=== Work to be completed ===
Gather from the material every line that contains the string "this".

=== Data shown ===
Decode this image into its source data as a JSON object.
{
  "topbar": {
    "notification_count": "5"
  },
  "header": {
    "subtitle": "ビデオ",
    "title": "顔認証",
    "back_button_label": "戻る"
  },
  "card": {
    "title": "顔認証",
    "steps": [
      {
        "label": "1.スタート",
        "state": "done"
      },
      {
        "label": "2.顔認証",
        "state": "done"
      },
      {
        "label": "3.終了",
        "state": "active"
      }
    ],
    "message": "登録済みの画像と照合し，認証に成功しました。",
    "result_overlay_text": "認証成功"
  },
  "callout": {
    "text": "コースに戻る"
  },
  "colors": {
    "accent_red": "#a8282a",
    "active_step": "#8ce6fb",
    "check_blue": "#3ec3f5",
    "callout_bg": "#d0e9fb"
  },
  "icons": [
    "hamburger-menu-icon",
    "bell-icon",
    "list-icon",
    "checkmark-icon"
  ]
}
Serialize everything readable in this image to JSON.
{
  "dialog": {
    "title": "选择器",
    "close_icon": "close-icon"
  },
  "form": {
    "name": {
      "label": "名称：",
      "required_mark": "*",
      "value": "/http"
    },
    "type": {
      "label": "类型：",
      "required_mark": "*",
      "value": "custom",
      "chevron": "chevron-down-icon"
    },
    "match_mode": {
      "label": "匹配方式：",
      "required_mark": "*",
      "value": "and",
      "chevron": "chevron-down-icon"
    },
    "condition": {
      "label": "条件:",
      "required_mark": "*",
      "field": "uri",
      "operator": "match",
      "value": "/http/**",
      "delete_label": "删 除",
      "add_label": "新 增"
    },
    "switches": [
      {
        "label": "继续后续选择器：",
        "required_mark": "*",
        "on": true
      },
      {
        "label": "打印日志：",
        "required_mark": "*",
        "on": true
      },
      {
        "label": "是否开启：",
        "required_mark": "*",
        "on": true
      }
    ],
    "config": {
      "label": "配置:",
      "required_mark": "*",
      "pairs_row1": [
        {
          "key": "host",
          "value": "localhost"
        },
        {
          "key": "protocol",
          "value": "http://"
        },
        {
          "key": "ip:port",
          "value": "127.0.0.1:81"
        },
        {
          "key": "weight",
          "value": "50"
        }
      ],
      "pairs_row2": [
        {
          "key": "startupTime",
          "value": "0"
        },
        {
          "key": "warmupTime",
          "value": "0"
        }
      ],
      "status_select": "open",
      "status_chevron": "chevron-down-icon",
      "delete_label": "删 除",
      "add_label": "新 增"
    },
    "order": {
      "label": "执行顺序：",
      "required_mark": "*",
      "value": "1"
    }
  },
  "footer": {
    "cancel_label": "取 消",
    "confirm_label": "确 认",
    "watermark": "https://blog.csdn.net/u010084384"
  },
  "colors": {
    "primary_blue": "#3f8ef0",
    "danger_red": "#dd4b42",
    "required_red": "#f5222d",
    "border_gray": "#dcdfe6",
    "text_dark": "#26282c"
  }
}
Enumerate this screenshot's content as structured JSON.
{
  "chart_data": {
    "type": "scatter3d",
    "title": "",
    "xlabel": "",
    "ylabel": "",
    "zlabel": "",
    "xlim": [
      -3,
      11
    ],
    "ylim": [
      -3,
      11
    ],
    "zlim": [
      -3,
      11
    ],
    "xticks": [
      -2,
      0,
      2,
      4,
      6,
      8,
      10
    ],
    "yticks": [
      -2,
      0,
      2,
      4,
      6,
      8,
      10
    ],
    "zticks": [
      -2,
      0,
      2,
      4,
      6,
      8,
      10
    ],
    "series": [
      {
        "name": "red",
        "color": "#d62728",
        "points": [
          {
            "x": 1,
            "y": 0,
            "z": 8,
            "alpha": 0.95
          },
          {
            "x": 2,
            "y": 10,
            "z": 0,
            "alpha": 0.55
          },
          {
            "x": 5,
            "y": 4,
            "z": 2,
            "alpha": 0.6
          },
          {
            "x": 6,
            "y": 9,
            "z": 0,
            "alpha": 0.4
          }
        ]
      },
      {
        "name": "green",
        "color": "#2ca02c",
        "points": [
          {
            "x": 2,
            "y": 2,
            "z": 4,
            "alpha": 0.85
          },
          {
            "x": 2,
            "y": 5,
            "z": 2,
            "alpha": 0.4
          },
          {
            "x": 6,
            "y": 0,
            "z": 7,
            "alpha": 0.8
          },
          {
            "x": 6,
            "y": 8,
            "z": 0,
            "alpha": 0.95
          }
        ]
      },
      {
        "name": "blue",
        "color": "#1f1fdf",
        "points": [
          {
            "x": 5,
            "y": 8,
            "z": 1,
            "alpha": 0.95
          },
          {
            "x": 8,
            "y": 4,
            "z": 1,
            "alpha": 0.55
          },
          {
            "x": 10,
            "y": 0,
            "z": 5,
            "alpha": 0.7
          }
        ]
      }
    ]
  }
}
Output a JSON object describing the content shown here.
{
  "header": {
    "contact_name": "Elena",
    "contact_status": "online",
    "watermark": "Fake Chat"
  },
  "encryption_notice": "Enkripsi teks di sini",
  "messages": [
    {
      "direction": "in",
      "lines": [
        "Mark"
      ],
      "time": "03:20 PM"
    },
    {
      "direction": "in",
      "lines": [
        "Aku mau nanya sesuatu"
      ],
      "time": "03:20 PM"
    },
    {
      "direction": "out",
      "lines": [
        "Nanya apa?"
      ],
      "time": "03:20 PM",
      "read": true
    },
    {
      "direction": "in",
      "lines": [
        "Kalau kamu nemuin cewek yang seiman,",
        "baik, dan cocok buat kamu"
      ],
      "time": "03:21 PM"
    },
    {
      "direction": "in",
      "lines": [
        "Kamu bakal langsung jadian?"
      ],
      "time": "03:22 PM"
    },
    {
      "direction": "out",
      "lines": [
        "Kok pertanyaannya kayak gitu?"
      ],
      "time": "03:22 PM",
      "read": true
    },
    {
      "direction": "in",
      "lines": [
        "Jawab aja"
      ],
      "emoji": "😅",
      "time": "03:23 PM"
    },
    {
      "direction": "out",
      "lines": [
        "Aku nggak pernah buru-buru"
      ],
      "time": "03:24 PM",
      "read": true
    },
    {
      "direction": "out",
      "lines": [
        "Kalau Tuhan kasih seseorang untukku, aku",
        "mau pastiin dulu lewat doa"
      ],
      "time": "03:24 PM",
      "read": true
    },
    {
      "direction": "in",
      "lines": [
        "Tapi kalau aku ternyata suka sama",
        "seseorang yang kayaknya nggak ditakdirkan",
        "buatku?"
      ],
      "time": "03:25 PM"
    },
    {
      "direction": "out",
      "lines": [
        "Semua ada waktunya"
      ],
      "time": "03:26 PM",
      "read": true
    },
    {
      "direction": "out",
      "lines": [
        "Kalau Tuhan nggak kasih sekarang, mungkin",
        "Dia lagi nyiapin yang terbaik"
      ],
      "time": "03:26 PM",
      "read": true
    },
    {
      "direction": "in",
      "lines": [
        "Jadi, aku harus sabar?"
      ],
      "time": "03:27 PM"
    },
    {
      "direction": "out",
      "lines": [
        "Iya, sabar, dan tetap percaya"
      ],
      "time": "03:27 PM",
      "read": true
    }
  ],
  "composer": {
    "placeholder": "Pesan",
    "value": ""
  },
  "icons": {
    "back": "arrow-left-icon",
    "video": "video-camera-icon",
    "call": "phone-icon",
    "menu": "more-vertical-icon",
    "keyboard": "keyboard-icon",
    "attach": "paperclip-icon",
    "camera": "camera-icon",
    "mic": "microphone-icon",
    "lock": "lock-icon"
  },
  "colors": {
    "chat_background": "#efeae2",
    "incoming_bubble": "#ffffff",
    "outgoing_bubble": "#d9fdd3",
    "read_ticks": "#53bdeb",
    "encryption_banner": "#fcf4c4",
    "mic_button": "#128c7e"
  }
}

=== Final result ===
Decode this image into its source data as a JSON object.
Serialize everything readable in this image to JSON.
Enumerate this screenshot's content as structured JSON.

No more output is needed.